**Enunciado de tarea**
En el fragmento citado sobre los festivales, ¿con qué artista se asocia "la pura emoción de la primera vez"?

══ Fragmento citado

Después empecé a perderme por los recintos. “Voy a ver a…”. Y simplemente vagabundeaba, esperando a que llegase la hora de mi artista favorito. De vez en cuando encontraba miradas cómplices: ¿Tú también… Te estás aburri…? Pensaba. Movía un poquitín los labios, fuego tímido en una isla desierta para buscar rescate: no me atrevía a soltar semejantes palabras en el templo de la diversión. Durante el parón por la Covid 19 los eché de menos. Tenía nostalgia de esos mejores momentos. De los brazos al cielo en Underworld, la llorera insensata en Residente, la pura emoción de la primera vez con The Blaze. Curado. Me dije. Nada de eso. Volvieron los festivales y con ellos los tics. Y un pensamiento recurrente: ¿Soy ya mi padre?

Aburrimiento

Es desconcertante aburrirse en el invento de ocio más en auge de nuestra generación. ¿Hubiese boicoteado también el momento álgido de los casinos, las carreras de caballos, los parques de atracciones, si hubiese nacido en otra época? Qué mierdas me pasa. Después de varias pulseritas más en la muñeca, dije basta. Si algo no querría que fuese esta sección estival es el puro asco de la pataleta del privilegio. Pero quien más quien menos ha ido a algún festival. A alguna docena en el último año. Ese basta no fue heroico, pero me valió unas cuantas explicaciones a mi entorno y no pocas comidas de olla de hasta qué punto era un aburrido, un antisocial, un soso, un flojo, un reprimido, un viejo. ¿Dónde habían quedado mi juventud y la efervescencia nocturna? ¿Ya no me gustaba la música?

════
══ Datos proporcionados

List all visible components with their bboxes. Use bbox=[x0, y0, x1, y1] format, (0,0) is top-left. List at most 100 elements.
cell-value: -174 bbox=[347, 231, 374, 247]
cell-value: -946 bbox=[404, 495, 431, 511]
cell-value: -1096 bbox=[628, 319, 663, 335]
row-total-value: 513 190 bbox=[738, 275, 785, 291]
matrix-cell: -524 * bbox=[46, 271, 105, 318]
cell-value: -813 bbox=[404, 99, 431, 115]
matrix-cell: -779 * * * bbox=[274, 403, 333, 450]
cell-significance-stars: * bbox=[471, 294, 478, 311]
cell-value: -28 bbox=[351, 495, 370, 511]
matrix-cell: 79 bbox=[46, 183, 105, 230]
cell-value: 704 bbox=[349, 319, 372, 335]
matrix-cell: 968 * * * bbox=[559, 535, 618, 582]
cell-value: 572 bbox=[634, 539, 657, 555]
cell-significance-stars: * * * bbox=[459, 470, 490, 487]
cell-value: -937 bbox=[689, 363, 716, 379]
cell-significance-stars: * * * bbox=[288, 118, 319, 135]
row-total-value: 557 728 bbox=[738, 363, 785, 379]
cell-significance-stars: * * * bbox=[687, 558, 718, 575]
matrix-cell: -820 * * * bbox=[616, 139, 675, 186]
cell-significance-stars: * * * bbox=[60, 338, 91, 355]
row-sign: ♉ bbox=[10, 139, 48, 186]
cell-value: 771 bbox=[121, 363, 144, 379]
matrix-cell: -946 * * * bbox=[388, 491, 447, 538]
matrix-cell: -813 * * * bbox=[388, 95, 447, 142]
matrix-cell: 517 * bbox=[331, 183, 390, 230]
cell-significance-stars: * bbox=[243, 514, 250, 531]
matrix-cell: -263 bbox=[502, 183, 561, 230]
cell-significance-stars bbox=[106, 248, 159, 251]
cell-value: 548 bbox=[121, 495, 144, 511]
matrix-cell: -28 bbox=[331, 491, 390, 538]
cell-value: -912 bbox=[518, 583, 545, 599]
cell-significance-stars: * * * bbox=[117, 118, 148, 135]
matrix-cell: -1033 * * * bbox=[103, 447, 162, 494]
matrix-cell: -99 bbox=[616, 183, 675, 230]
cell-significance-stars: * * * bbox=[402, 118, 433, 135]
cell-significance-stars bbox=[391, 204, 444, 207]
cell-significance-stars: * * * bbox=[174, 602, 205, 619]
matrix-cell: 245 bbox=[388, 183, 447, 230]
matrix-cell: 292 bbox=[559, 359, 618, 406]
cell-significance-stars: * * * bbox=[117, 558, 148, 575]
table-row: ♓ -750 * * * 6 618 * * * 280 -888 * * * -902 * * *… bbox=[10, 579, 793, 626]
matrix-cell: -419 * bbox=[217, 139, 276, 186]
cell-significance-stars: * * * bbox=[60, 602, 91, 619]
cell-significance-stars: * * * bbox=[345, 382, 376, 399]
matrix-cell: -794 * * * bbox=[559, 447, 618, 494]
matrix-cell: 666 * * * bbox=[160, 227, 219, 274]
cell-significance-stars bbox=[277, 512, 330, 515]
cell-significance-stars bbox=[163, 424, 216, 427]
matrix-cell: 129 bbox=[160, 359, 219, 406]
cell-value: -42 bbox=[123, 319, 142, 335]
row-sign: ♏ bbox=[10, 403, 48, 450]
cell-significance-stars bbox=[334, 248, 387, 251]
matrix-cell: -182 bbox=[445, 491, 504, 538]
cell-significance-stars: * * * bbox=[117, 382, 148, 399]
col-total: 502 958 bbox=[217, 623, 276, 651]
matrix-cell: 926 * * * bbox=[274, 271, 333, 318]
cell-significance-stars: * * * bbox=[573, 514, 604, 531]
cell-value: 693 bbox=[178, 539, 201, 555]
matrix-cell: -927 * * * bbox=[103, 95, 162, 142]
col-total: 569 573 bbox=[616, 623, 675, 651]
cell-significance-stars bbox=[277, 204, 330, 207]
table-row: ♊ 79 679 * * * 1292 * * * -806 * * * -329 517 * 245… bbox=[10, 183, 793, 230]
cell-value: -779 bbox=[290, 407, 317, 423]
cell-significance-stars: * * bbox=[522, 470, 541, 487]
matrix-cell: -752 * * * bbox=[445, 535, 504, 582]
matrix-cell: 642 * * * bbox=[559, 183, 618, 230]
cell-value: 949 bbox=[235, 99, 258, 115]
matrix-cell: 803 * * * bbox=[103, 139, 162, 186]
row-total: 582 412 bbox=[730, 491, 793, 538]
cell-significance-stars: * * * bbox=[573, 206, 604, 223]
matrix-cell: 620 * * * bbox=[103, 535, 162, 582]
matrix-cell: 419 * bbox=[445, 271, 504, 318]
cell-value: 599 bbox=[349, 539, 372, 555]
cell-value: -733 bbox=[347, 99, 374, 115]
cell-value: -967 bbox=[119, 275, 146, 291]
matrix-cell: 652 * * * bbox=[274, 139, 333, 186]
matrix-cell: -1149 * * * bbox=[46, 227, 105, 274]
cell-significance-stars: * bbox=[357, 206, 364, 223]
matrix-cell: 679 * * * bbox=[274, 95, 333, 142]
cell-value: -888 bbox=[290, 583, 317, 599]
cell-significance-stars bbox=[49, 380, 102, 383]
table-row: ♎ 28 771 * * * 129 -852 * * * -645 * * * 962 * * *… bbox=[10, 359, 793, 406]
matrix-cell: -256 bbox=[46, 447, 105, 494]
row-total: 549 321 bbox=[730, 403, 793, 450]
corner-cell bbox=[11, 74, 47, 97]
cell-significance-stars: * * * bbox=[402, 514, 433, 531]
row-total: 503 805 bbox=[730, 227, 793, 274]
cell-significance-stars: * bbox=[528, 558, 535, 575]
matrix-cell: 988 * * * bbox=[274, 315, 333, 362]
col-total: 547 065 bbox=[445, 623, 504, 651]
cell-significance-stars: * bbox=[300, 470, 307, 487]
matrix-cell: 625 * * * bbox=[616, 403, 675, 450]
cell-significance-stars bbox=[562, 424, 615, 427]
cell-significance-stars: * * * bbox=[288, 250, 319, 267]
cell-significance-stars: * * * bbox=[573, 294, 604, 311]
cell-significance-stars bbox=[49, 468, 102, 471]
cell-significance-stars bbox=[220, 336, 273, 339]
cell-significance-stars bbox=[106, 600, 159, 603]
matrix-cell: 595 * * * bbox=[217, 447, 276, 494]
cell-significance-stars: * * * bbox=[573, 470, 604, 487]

════

**Respuesta**
Con The Blaze.